Data lines →
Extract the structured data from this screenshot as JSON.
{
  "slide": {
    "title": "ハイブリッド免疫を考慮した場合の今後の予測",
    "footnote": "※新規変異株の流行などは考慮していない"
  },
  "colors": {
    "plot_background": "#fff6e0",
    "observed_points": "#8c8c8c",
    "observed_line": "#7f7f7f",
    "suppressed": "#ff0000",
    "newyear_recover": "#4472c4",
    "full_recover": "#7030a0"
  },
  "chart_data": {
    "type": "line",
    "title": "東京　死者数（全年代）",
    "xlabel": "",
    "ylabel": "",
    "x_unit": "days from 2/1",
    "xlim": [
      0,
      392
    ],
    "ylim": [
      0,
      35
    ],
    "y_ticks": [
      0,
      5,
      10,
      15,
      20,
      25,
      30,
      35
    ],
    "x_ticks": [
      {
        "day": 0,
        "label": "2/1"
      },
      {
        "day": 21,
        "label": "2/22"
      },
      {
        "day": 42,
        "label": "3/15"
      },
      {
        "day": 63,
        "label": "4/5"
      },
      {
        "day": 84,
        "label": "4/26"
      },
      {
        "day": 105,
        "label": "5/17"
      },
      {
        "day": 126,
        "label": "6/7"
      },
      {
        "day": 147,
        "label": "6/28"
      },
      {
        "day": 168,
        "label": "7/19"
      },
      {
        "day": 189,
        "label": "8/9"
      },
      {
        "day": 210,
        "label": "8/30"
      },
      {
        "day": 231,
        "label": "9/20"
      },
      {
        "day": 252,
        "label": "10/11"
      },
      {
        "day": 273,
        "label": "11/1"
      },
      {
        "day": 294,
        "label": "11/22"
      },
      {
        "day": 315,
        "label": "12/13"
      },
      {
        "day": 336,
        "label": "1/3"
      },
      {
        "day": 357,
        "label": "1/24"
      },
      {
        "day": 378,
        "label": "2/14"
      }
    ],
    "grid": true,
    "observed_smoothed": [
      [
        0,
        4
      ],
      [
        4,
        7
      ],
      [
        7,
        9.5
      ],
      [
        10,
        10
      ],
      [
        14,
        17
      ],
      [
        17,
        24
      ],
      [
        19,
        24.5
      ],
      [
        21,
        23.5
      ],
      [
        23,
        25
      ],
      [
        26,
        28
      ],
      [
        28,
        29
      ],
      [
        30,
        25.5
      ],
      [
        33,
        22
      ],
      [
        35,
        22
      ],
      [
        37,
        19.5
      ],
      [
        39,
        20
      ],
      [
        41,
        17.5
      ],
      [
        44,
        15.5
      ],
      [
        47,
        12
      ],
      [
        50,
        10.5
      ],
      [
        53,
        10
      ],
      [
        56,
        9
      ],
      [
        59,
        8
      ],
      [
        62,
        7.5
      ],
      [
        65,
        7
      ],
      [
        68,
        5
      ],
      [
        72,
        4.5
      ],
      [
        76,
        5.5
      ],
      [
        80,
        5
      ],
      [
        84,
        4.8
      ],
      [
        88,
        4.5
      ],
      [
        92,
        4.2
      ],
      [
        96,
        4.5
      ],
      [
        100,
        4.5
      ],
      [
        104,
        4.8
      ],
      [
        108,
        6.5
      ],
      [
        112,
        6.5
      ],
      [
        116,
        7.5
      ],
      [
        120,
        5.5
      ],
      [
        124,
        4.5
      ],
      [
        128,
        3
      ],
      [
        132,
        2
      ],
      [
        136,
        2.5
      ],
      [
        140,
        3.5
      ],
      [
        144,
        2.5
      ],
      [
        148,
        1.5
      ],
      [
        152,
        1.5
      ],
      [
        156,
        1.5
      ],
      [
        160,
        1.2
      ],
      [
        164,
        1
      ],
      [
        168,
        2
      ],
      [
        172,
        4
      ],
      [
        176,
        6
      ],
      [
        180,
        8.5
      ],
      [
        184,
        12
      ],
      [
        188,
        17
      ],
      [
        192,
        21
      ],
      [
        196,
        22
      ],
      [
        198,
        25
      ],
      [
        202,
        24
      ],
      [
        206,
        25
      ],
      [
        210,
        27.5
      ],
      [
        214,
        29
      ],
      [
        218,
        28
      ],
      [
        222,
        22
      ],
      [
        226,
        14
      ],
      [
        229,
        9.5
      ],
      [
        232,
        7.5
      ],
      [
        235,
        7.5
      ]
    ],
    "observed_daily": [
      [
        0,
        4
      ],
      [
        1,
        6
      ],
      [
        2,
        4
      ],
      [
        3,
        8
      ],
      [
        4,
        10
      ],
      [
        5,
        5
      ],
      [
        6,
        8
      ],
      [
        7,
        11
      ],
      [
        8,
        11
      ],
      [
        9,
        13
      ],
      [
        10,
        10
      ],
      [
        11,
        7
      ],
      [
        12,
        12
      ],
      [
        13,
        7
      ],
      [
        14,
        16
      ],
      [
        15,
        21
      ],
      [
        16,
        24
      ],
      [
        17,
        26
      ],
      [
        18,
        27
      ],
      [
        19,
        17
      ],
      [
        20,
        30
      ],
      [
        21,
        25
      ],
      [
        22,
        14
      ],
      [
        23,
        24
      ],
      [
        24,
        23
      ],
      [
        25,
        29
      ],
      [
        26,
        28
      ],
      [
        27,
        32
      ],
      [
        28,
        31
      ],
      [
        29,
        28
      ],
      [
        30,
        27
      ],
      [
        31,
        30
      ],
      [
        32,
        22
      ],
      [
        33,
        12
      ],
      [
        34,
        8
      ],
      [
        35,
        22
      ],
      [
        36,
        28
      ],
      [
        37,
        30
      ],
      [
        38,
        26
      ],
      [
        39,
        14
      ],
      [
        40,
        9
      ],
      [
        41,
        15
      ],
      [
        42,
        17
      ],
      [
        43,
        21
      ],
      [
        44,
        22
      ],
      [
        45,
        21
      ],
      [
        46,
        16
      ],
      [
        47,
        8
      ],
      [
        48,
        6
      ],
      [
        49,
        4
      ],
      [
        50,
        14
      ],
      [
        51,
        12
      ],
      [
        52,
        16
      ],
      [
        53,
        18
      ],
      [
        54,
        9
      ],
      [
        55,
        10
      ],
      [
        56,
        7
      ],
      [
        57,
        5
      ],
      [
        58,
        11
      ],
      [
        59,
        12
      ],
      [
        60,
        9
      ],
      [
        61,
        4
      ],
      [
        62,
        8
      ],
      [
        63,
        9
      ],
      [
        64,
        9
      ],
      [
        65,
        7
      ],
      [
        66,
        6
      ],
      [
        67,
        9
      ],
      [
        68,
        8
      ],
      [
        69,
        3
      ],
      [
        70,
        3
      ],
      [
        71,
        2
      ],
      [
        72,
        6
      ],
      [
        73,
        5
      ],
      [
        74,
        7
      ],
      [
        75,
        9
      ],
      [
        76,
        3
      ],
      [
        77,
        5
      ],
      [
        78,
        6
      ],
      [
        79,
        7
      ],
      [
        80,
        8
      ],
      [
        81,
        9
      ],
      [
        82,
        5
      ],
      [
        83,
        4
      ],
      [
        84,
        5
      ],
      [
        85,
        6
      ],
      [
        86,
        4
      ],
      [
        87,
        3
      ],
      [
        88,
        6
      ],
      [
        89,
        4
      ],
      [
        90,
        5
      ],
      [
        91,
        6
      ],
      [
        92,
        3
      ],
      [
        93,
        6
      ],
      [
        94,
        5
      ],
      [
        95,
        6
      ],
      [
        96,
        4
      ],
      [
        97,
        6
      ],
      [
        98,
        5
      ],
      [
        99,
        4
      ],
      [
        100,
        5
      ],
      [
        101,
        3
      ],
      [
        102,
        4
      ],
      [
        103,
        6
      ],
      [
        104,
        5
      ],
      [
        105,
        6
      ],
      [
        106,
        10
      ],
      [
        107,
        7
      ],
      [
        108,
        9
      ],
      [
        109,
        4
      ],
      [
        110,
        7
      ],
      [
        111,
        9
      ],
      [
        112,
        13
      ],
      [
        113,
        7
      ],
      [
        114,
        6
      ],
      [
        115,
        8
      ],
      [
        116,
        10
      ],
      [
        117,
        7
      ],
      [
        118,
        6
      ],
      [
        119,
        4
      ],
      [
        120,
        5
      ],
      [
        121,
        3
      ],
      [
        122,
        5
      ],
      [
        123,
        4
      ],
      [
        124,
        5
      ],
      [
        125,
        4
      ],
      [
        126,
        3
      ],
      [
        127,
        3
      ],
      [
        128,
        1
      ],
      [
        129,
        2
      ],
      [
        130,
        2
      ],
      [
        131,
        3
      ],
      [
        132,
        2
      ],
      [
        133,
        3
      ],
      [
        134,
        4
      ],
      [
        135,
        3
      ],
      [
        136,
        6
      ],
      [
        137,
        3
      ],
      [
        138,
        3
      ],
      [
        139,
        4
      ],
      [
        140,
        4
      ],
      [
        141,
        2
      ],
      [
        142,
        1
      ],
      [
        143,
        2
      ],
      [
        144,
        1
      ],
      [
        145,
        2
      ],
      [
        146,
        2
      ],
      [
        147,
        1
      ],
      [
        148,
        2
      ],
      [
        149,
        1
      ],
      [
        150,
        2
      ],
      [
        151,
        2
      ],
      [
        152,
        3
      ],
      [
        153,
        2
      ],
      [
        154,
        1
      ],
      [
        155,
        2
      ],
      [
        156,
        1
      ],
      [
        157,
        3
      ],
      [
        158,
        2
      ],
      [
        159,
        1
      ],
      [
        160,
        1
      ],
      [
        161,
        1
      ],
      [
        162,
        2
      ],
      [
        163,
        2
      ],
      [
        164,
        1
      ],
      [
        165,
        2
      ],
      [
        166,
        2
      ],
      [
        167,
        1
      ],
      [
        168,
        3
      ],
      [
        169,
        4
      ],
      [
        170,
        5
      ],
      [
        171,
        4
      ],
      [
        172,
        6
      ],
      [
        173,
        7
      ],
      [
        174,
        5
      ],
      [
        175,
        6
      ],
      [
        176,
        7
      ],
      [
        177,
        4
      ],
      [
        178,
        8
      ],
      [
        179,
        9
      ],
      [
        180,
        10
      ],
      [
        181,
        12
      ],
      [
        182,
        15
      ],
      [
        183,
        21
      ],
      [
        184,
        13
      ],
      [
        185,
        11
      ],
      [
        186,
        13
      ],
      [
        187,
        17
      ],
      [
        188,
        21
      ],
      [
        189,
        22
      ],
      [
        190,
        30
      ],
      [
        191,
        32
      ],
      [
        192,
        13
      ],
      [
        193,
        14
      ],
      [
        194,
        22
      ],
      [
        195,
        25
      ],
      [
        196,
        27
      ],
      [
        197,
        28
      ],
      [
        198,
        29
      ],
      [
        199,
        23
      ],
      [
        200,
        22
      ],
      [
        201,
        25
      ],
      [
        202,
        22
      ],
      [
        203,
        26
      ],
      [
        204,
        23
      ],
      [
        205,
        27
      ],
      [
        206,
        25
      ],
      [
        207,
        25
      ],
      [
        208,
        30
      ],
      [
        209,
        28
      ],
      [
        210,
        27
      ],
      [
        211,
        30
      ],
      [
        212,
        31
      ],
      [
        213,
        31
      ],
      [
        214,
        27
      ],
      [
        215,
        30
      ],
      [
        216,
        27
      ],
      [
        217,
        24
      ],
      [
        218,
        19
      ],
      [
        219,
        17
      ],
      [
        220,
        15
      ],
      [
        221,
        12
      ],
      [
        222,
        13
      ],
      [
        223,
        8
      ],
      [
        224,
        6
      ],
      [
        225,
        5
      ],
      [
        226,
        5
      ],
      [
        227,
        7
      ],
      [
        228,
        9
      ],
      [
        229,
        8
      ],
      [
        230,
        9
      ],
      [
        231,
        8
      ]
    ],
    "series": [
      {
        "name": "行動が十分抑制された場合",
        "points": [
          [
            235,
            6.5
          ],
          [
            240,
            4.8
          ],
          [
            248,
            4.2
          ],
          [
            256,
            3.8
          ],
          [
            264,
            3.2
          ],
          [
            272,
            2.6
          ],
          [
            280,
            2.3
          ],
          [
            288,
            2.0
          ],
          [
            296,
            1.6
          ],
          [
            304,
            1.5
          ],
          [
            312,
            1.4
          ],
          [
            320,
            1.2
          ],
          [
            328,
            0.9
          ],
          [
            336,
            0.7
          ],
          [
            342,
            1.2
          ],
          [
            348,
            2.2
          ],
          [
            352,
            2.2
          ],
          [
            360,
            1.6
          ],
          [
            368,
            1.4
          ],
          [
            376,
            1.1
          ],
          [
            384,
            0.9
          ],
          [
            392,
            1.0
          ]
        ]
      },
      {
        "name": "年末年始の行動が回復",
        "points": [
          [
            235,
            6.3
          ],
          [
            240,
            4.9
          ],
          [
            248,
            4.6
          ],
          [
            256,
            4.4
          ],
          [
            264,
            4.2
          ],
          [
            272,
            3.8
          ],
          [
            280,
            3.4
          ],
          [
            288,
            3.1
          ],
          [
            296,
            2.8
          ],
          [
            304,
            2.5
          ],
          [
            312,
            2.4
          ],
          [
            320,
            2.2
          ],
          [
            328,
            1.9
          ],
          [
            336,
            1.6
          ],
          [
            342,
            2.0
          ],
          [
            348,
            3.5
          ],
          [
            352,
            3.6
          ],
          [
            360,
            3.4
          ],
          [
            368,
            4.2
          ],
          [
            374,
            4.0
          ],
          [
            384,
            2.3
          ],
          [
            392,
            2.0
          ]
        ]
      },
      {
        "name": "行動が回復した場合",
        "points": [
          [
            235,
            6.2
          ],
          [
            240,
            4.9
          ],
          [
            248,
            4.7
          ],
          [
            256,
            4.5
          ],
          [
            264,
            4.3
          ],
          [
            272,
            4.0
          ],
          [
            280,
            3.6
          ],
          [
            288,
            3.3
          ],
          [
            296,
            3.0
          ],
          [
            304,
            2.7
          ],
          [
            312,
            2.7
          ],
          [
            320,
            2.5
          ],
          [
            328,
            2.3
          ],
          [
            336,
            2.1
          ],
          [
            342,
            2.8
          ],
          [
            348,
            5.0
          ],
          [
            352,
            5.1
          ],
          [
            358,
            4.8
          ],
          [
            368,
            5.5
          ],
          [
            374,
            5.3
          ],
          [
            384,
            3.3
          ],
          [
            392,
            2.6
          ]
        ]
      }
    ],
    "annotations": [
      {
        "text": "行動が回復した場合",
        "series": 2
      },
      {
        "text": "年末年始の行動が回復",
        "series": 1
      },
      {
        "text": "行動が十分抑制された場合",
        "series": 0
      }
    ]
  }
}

Objective → Check every line of the data above for the string "行動が十分抑制された場合", and copy those that have it.

Written reply →
        "name": "行動が十分抑制された場合",
        "text": "行動が十分抑制された場合",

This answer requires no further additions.